- The request:
Wherever the word "door" shows up in a line, please copy that line.

··· Material for this exercise

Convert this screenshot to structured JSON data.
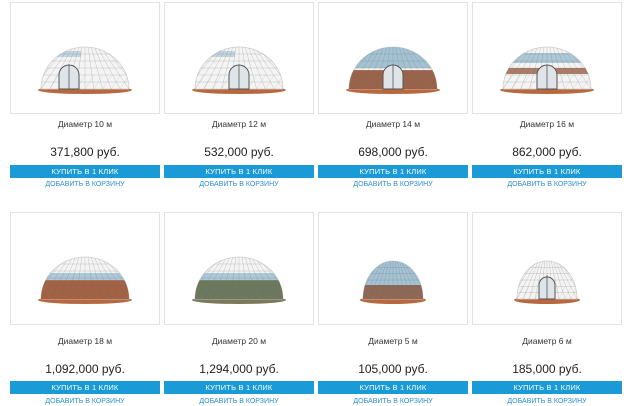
{
  "products": [
    {
      "title": "Диаметр 10 м",
      "price": "371,800 руб.",
      "buy_label": "КУПИТЬ В 1 КЛИК",
      "cart_label": "ДОБАВИТЬ В КОРЗИНУ",
      "dome_style": "door-left",
      "floor_color": "#b8683f"
    },
    {
      "title": "Диаметр 12 м",
      "price": "532,000 руб.",
      "buy_label": "КУПИТЬ В 1 КЛИК",
      "cart_label": "ДОБАВИТЬ В КОРЗИНУ",
      "dome_style": "door-center",
      "floor_color": "#b8683f"
    },
    {
      "title": "Диаметр 14 м",
      "price": "698,000 руб.",
      "buy_label": "КУПИТЬ В 1 КЛИК",
      "cart_label": "ДОБАВИТЬ В КОРЗИНУ",
      "dome_style": "glass-top",
      "floor_color": "#b8683f"
    },
    {
      "title": "Диаметр 16 м",
      "price": "862,000 руб.",
      "buy_label": "КУПИТЬ В 1 КЛИК",
      "cart_label": "ДОБАВИТЬ В КОРЗИНУ",
      "dome_style": "glass-band",
      "floor_color": "#b8683f"
    },
    {
      "title": "Диаметр 18 м",
      "price": "1,092,000 руб.",
      "buy_label": "КУПИТЬ В 1 КЛИК",
      "cart_label": "ДОБАВИТЬ В КОРЗИНУ",
      "dome_style": "glass-bottom",
      "floor_color": "#b8683f"
    },
    {
      "title": "Диаметр 20 м",
      "price": "1,294,000 руб.",
      "buy_label": "КУПИТЬ В 1 КЛИК",
      "cart_label": "ДОБАВИТЬ В КОРЗИНУ",
      "dome_style": "glass-bottom-green",
      "floor_color": "#7a7a5a"
    },
    {
      "title": "Диаметр 5 м",
      "price": "105,000 руб.",
      "buy_label": "КУПИТЬ В 1 КЛИК",
      "cart_label": "ДОБАВИТЬ В КОРЗИНУ",
      "dome_style": "glass-full",
      "floor_color": "#b8683f"
    },
    {
      "title": "Диаметр 6 м",
      "price": "185,000 руб.",
      "buy_label": "КУПИТЬ В 1 КЛИК",
      "cart_label": "ДОБАВИТЬ В КОРЗИНУ",
      "dome_style": "small-door",
      "floor_color": "#b8683f"
    }
  ],
  "colors": {
    "accent": "#1a9ad6",
    "link": "#2a8fd0",
    "dome_white": "#f4f4f4",
    "glass": "#8fb6cc",
    "frame": "#6e6a66"
  }
}
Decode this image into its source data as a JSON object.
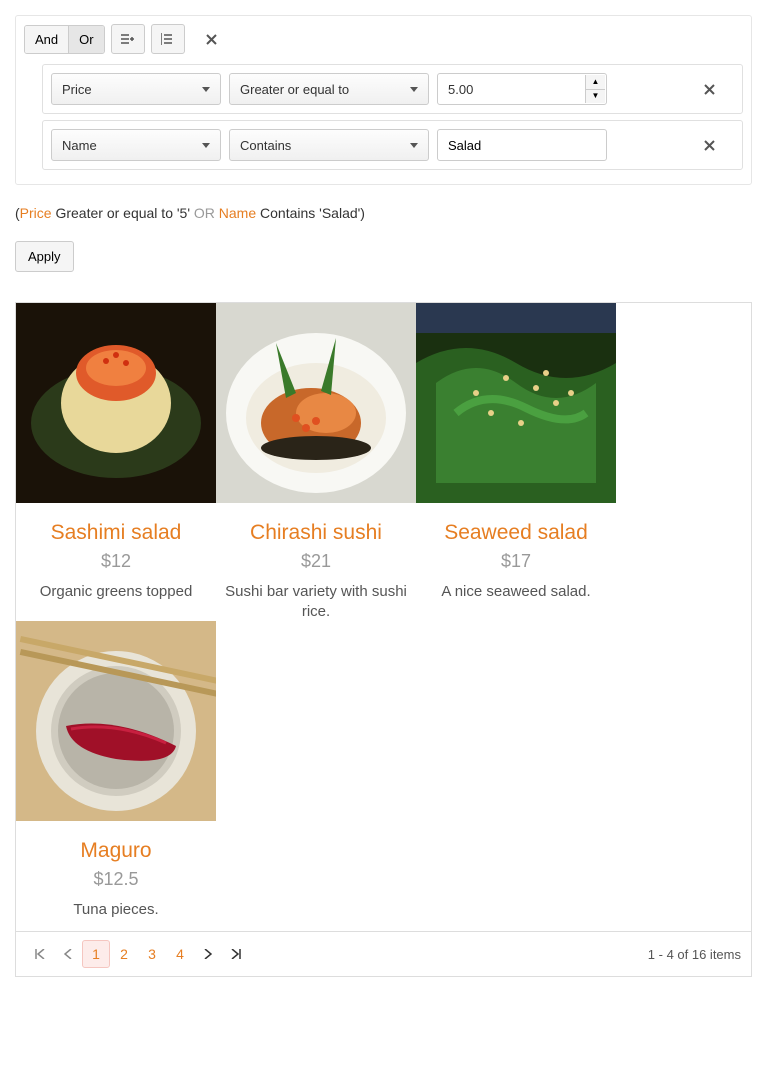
{
  "filter": {
    "logic": {
      "and": "And",
      "or": "Or",
      "active": "or"
    },
    "rows": [
      {
        "field": "Price",
        "operator": "Greater or equal to",
        "value": "5.00",
        "type": "number"
      },
      {
        "field": "Name",
        "operator": "Contains",
        "value": "Salad",
        "type": "text"
      }
    ],
    "expression": {
      "open": "(",
      "kw1": "Price",
      "txt1": " Greater or equal to '5' ",
      "or": "OR",
      "kw2": " Name",
      "txt2": " Contains 'Salad')",
      "close": ""
    },
    "apply": "Apply"
  },
  "items": [
    {
      "name": "Sashimi salad",
      "price": "$12",
      "desc": "Organic greens topped"
    },
    {
      "name": "Chirashi sushi",
      "price": "$21",
      "desc": "Sushi bar variety with sushi rice."
    },
    {
      "name": "Seaweed salad",
      "price": "$17",
      "desc": "A nice seaweed salad."
    },
    {
      "name": "Maguro",
      "price": "$12.5",
      "desc": "Tuna pieces."
    }
  ],
  "pager": {
    "pages": [
      "1",
      "2",
      "3",
      "4"
    ],
    "current": "1",
    "info": "1 - 4 of 16 items"
  }
}
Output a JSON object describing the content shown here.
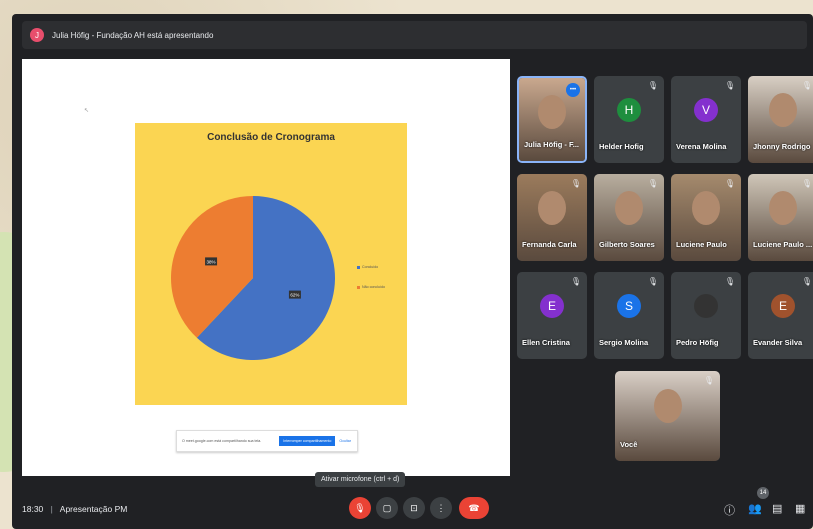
{
  "header": {
    "presenter_initial": "J",
    "presenting_text": "Julia Höfig - Fundação AH está apresentando"
  },
  "slide": {
    "chart_data": {
      "type": "pie",
      "title": "Conclusão de Cronograma",
      "categories": [
        "Concluído",
        "Não concluído"
      ],
      "values": [
        62,
        38
      ],
      "labels": [
        "62%",
        "38%"
      ],
      "colors": [
        "#4472c4",
        "#ed7d31"
      ],
      "legend": "right"
    }
  },
  "share_banner": {
    "text": "O meet.google.com está compartilhando sua tela.",
    "stop_label": "Interromper compartilhamento",
    "hide_label": "Ocultar"
  },
  "participants": [
    {
      "name": "Julia Höfig - F...",
      "type": "video",
      "color": "#c9a88e"
    },
    {
      "name": "Helder Hofig",
      "type": "avatar",
      "initial": "H",
      "color": "#1e8e3e"
    },
    {
      "name": "Verena Molina",
      "type": "avatar",
      "initial": "V",
      "color": "#8430ce"
    },
    {
      "name": "Jhonny Rodrigo",
      "type": "video",
      "color": "#d8cfc4"
    },
    {
      "name": "Fernanda Carla",
      "type": "video",
      "color": "#9b7b5c"
    },
    {
      "name": "Gilberto Soares",
      "type": "video",
      "color": "#b8ae9f"
    },
    {
      "name": "Luciene Paulo",
      "type": "video",
      "color": "#a58a6d"
    },
    {
      "name": "Luciene Paulo ...",
      "type": "video",
      "color": "#cfc6b8"
    },
    {
      "name": "Ellen Cristina",
      "type": "avatar",
      "initial": "E",
      "color": "#8430ce"
    },
    {
      "name": "Sergio Molina",
      "type": "avatar",
      "initial": "S",
      "color": "#1a73e8"
    },
    {
      "name": "Pedro Höfig",
      "type": "avatar",
      "initial": "",
      "color": "#333333"
    },
    {
      "name": "Evander Silva",
      "type": "avatar",
      "initial": "E",
      "color": "#a0522d"
    },
    {
      "name": "Você",
      "type": "video",
      "color": "#d9cfc6"
    }
  ],
  "tooltip": "Ativar microfone (ctrl + d)",
  "bottom": {
    "time": "18:30",
    "separator": "|",
    "meeting_name": "Apresentação PM",
    "participant_count": "14"
  },
  "icons": {
    "mic_off": "🎙",
    "camera": "▢",
    "present": "⊡",
    "more": "⋮",
    "hangup": "☎",
    "info": "ⓘ",
    "people": "👥",
    "chat": "▤",
    "activities": "▦"
  }
}
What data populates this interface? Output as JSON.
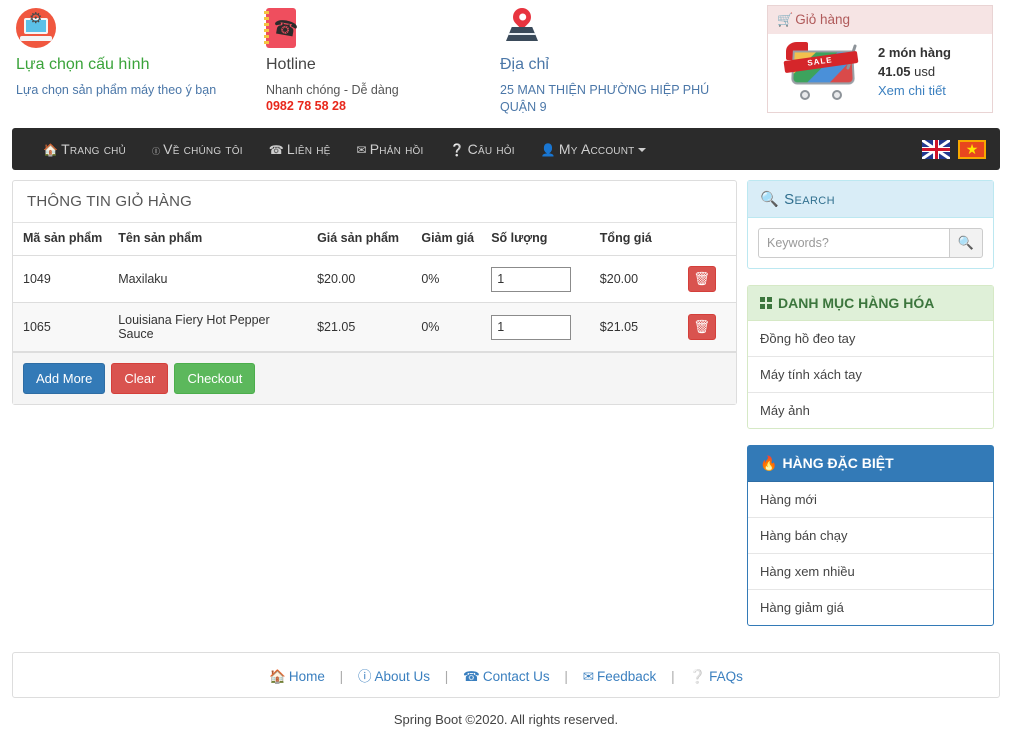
{
  "header": {
    "features": [
      {
        "icon": "config-laptop-gear-icon",
        "title": "Lựa chọn cấu hình",
        "sub": "Lựa chọn sản phẩm máy theo ý bạn"
      },
      {
        "icon": "phonebook-icon",
        "title": "Hotline",
        "sub": "Nhanh chóng - Dễ dàng",
        "phone": "0982 78 58 28"
      },
      {
        "icon": "map-pin-icon",
        "title": "Địa chỉ",
        "sub_line1": "25 MAN THIỆN PHƯỜNG HIỆP PHÚ",
        "sub_line2": "QUẬN 9"
      }
    ],
    "cart_widget": {
      "title": "Giỏ hàng",
      "items_text": "2 món hàng",
      "items_count": "2",
      "total_text": "41.05 usd",
      "total_value": "41.05",
      "currency": "usd",
      "detail_link": "Xem chi tiết"
    }
  },
  "nav": {
    "items": [
      {
        "label": "Trang chủ",
        "icon": "home-icon"
      },
      {
        "label": "Về chúng tôi",
        "icon": "info-icon"
      },
      {
        "label": "Liên hệ",
        "icon": "phone-icon"
      },
      {
        "label": "Phản hồi",
        "icon": "envelope-icon"
      },
      {
        "label": "Câu hỏi",
        "icon": "question-icon"
      },
      {
        "label": "My Account",
        "icon": "user-icon",
        "has_caret": true
      }
    ],
    "flags": [
      {
        "name": "flag-uk",
        "label": "English"
      },
      {
        "name": "flag-vn",
        "label": "Tiếng Việt"
      }
    ]
  },
  "cart_panel": {
    "title": "THÔNG TIN GIỎ HÀNG",
    "columns": [
      "Mã sản phẩm",
      "Tên sản phẩm",
      "Giá sản phẩm",
      "Giảm giá",
      "Số lượng",
      "Tổng giá"
    ],
    "rows": [
      {
        "code": "1049",
        "name": "Maxilaku",
        "price": "$20.00",
        "discount": "0%",
        "qty": "1",
        "total": "$20.00"
      },
      {
        "code": "1065",
        "name": "Louisiana Fiery Hot Pepper Sauce",
        "price": "$21.05",
        "discount": "0%",
        "qty": "1",
        "total": "$21.05"
      }
    ],
    "buttons": {
      "add_more": "Add More",
      "clear": "Clear",
      "checkout": "Checkout"
    }
  },
  "sidebar": {
    "search": {
      "title": "Search",
      "placeholder": "Keywords?",
      "value": ""
    },
    "categories": {
      "title": "DANH MỤC HÀNG HÓA",
      "items": [
        "Đồng hồ đeo tay",
        "Máy tính xách tay",
        "Máy ảnh"
      ]
    },
    "special": {
      "title": "HÀNG ĐẶC BIỆT",
      "items": [
        "Hàng mới",
        "Hàng bán chạy",
        "Hàng xem nhiều",
        "Hàng giảm giá"
      ]
    }
  },
  "footer": {
    "links": [
      {
        "label": "Home",
        "icon": "home-icon"
      },
      {
        "label": "About Us",
        "icon": "info-icon"
      },
      {
        "label": "Contact Us",
        "icon": "phone-icon"
      },
      {
        "label": "Feedback",
        "icon": "envelope-icon"
      },
      {
        "label": "FAQs",
        "icon": "question-icon"
      }
    ],
    "separator": "|",
    "copyright": "Spring Boot ©2020. All rights reserved."
  },
  "colors": {
    "nav_bg": "#2b2b2b",
    "primary": "#337ab7",
    "danger": "#d9534f",
    "success": "#5cb85c",
    "link": "#3a7fbf",
    "phone_red": "#e8271b",
    "green_title": "#3aa33a"
  }
}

······

- Task solution:
      "dome_style": "door-left",
      "dome_style": "door-center",
      "dome_style": "small-door",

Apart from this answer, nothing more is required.